* YOUR TASK
Count the lines below that contain the word "values", and reply with only that number.

* begin DATA *

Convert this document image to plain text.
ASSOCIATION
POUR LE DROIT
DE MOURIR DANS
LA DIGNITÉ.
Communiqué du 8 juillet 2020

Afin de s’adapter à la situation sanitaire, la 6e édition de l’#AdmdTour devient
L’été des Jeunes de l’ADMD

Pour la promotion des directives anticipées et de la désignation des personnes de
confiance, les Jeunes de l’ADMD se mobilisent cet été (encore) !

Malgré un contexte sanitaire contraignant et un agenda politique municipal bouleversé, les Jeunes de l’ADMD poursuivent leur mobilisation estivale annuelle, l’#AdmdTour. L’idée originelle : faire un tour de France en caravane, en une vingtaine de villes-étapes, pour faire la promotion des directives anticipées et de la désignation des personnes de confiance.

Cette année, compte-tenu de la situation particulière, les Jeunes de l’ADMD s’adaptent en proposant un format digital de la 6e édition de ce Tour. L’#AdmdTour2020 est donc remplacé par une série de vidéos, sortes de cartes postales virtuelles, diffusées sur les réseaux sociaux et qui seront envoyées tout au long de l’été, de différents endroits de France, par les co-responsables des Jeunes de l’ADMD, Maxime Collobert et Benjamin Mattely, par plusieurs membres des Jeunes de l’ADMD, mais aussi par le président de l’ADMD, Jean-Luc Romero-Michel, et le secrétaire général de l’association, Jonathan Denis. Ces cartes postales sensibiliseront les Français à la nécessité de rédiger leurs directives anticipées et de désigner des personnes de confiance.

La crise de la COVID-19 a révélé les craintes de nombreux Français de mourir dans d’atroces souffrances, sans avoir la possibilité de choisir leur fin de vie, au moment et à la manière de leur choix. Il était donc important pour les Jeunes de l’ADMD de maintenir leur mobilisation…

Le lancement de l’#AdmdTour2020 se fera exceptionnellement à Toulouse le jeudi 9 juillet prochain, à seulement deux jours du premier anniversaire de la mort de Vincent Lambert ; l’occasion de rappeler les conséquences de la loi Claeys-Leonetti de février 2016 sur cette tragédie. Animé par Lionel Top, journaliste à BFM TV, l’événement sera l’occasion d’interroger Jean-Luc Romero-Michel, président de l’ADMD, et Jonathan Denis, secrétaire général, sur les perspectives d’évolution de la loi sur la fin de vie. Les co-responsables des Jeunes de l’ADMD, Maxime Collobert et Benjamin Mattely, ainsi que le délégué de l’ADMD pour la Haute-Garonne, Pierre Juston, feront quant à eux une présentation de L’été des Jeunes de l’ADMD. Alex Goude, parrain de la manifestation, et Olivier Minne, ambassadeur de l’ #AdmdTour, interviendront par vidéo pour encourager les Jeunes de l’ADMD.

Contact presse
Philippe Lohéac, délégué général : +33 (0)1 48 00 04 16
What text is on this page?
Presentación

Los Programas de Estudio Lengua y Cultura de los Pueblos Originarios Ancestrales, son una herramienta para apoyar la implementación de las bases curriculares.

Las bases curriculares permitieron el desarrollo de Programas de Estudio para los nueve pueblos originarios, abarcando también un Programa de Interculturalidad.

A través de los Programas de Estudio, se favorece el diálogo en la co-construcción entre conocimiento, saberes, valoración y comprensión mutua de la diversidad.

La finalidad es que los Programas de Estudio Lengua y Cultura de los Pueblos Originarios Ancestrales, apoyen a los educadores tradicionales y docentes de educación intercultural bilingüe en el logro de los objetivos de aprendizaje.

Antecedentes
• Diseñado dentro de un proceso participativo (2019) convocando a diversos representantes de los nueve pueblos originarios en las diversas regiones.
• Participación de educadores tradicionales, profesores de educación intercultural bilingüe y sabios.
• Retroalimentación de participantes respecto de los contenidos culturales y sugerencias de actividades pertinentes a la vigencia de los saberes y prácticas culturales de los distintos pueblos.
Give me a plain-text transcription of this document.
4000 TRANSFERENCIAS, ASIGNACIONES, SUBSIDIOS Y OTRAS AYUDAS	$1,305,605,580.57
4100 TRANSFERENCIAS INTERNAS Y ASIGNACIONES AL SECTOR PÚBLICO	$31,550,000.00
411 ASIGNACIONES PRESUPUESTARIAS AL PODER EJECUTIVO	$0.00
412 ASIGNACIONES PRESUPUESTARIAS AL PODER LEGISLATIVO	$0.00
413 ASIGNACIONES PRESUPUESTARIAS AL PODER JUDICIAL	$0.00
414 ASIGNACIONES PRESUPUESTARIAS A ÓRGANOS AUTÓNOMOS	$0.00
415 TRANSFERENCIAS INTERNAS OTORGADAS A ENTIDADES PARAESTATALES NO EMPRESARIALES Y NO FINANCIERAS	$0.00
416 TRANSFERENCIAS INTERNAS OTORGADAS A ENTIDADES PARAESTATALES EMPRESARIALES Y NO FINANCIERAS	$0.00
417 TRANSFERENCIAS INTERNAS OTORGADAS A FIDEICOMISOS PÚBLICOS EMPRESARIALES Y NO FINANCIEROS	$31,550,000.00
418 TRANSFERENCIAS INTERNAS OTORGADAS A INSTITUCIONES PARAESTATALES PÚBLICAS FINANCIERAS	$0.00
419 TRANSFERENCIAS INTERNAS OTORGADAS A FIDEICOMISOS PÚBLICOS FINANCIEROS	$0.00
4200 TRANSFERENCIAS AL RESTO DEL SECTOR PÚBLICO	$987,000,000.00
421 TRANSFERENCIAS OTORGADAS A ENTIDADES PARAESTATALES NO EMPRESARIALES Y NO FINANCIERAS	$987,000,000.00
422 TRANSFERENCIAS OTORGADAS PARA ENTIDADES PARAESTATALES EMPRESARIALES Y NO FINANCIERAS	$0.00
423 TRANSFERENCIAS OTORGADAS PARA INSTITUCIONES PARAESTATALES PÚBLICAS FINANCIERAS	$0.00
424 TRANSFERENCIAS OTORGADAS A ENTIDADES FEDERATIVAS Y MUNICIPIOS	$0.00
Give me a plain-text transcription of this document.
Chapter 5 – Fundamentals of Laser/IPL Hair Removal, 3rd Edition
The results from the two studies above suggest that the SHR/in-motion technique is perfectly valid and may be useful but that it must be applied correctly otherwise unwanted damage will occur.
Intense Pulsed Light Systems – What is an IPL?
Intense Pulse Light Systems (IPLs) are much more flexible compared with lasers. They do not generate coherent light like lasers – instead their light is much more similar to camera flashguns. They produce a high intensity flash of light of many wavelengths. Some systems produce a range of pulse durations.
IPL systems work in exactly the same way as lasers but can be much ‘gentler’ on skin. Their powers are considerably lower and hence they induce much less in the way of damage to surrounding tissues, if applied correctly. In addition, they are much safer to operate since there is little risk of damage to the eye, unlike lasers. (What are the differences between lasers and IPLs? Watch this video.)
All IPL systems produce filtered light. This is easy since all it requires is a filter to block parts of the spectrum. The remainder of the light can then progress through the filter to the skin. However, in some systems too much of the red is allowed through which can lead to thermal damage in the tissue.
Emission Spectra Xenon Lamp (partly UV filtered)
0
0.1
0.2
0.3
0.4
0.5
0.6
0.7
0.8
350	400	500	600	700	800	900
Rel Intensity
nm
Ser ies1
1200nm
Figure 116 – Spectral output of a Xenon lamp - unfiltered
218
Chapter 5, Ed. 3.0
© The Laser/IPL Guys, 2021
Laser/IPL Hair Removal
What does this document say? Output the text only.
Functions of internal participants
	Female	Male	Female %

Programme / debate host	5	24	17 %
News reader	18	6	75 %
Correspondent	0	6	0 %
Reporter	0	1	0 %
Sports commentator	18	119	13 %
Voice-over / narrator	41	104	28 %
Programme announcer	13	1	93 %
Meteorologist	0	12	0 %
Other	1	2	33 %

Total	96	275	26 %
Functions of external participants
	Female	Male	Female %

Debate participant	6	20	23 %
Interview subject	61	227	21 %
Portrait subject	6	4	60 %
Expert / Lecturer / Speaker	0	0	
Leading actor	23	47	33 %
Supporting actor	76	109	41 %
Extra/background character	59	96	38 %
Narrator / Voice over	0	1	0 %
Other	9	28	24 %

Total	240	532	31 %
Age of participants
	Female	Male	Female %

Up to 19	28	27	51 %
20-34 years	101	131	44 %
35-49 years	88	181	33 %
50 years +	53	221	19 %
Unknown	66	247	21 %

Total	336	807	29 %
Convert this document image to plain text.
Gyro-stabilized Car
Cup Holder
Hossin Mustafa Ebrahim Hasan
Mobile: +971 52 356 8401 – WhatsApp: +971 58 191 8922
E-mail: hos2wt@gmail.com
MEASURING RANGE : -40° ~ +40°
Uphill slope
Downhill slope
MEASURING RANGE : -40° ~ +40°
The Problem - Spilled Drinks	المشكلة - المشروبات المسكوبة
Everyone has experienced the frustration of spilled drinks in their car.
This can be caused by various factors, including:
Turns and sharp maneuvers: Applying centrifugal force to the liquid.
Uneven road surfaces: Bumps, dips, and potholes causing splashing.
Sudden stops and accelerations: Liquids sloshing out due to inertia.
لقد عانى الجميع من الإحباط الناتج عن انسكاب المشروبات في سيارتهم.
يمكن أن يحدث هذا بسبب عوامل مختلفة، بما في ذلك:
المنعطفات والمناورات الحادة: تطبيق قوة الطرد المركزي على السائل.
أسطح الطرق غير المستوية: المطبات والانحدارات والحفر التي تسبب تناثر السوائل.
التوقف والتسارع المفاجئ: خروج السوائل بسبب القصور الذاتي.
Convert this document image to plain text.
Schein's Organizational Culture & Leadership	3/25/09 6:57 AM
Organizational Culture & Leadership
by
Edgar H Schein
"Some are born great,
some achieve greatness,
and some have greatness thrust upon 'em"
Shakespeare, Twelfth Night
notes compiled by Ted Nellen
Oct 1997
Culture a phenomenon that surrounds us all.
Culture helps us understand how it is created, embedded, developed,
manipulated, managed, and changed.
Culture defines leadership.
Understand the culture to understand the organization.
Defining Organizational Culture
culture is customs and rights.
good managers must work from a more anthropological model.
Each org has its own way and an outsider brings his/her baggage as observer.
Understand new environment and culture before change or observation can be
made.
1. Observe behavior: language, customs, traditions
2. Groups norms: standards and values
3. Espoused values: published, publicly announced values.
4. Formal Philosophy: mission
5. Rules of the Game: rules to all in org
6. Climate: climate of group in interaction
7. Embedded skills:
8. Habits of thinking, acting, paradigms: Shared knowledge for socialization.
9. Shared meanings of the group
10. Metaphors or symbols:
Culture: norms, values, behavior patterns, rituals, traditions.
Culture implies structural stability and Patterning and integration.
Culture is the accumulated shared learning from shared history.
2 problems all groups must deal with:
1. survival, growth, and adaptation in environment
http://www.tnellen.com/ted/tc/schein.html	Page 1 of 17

* end DATA *

* THE RESULT
3